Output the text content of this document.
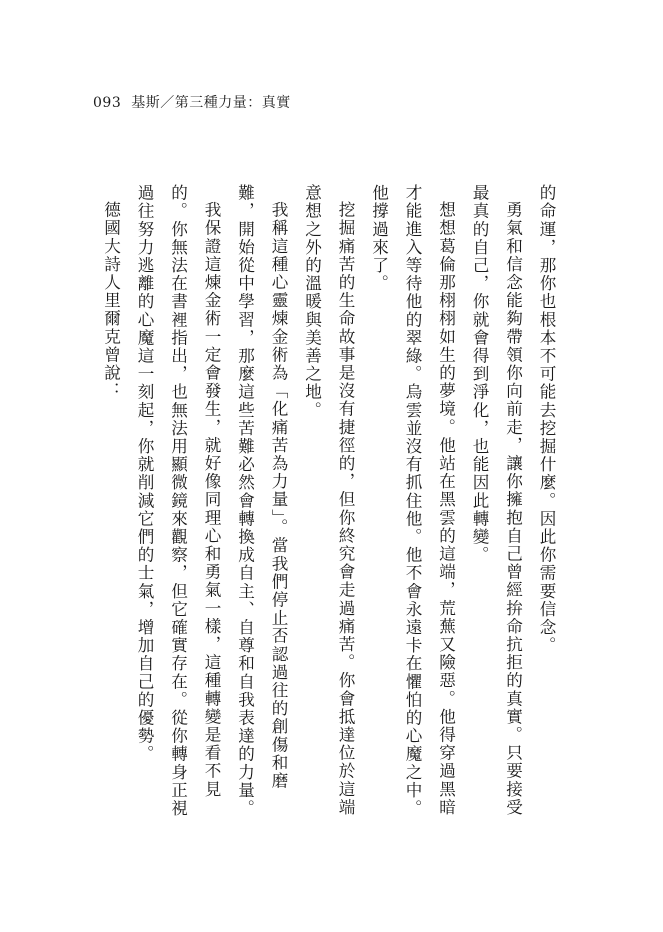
093 基斯／第三種力量：真實

的命運，那你也根本不可能去挖掘什麼。因此你需要信念。

勇氣和信念能夠帶領你向前走，讓你擁抱自己曾經拚命抗拒的真實。只要接受最真的自己，你就會得到淨化，也能因此轉變。

想想葛倫那栩栩如生的夢境。他站在黑雲的這端，荒蕪又險惡。他得穿過黑暗才能進入等待他的翠綠。烏雲並沒有抓住他。他不會永遠卡在懼怕的心魔之中。他撐過來了。

挖掘痛苦的生命故事是沒有捷徑的，但你終究會走過痛苦。你會抵達位於這端意想之外的溫暖與美善之地。

我稱這種心靈煉金術為「化痛苦為力量」。當我們停止否認過往的創傷和磨難，開始從中學習，那麼這些苦難必然會轉換成自主、自尊和自我表達的力量。

我保證這煉金術一定會發生，就好像同理心和勇氣一樣，這種轉變是看不見的。你無法在書裡指出，也無法用顯微鏡來觀察，但它確實存在。從你轉身正視過往努力逃離的心魔這一刻起，你就削減它們的士氣，增加自己的優勢。

德國大詩人里爾克曾說：
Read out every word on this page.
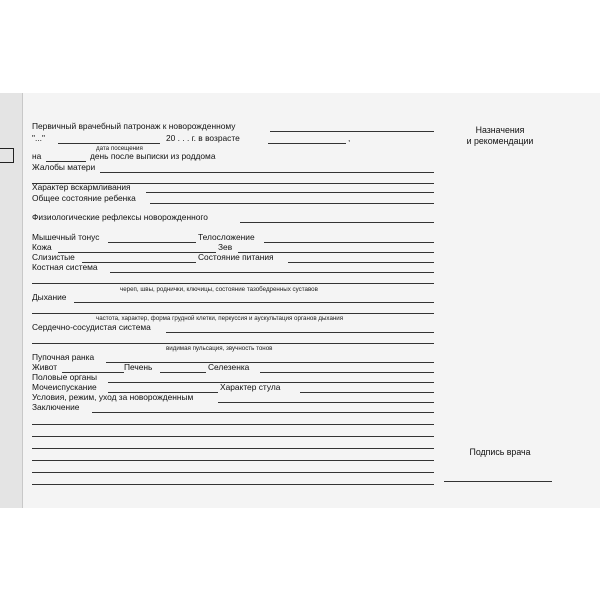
Первичный врачебный патронаж к новорожденному
"..."	20 . . . г. в возрасте	,
дата посещения
на	день после выписки из роддома
Жалобы матери
Характер вскармливания
Общее состояние ребенка
Физиологические рефлексы новорожденного
Мышечный тонус	Телосложение
Кожа	Зев
Слизистые	Состояние питания
Костная система
череп, швы, роднички, ключицы, состояние тазобедренных суставов
Дыхание
частота, характер, форма грудной клетки, перкуссия и аускультация органов дыхания
Сердечно-сосудистая система
видимая пульсация, звучность тонов
Пупочная ранка
Живот	Печень	Селезенка
Половые органы
Мочеиспускание	Характер стула
Условия, режим, уход за новорожденным
Заключение
Назначения
и рекомендации
Подпись врача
------------------------------------------------------------------------
Exercise prompt
Reproduce all of the material exactly, apart from the pictures.

Final answer
Output the text content of this document.
093 基斯／第三種力量：真實

的命運，那你也根本不可能去挖掘什麼。因此你需要信念。

勇氣和信念能夠帶領你向前走，讓你擁抱自己曾經拚命抗拒的真實。只要接受最真的自己，你就會得到淨化，也能因此轉變。

想想葛倫那栩栩如生的夢境。他站在黑雲的這端，荒蕪又險惡。他得穿過黑暗才能進入等待他的翠綠。烏雲並沒有抓住他。他不會永遠卡在懼怕的心魔之中。他撐過來了。

挖掘痛苦的生命故事是沒有捷徑的，但你終究會走過痛苦。你會抵達位於這端意想之外的溫暖與美善之地。

我稱這種心靈煉金術為「化痛苦為力量」。當我們停止否認過往的創傷和磨難，開始從中學習，那麼這些苦難必然會轉換成自主、自尊和自我表達的力量。

我保證這煉金術一定會發生，就好像同理心和勇氣一樣，這種轉變是看不見的。你無法在書裡指出，也無法用顯微鏡來觀察，但它確實存在。從你轉身正視過往努力逃離的心魔這一刻起，你就削減它們的士氣，增加自己的優勢。

德國大詩人里爾克曾說：
Read out every word on this page.
Первичный врачебный патронаж к новорожденному
"..."	20 . . . г. в возрасте	,
дата посещения
на	день после выписки из роддома
Жалобы матери
Характер вскармливания
Общее состояние ребенка
Физиологические рефлексы новорожденного
Мышечный тонус	Телосложение
Кожа	Зев
Слизистые	Состояние питания
Костная система
череп, швы, роднички, ключицы, состояние тазобедренных суставов
Дыхание
частота, характер, форма грудной клетки, перкуссия и аускультация органов дыхания
Сердечно-сосудистая система
видимая пульсация, звучность тонов
Пупочная ранка
Живот	Печень	Селезенка
Половые органы
Мочеиспускание	Характер стула
Условия, режим, уход за новорожденным
Заключение
Назначения
и рекомендации
Подпись врача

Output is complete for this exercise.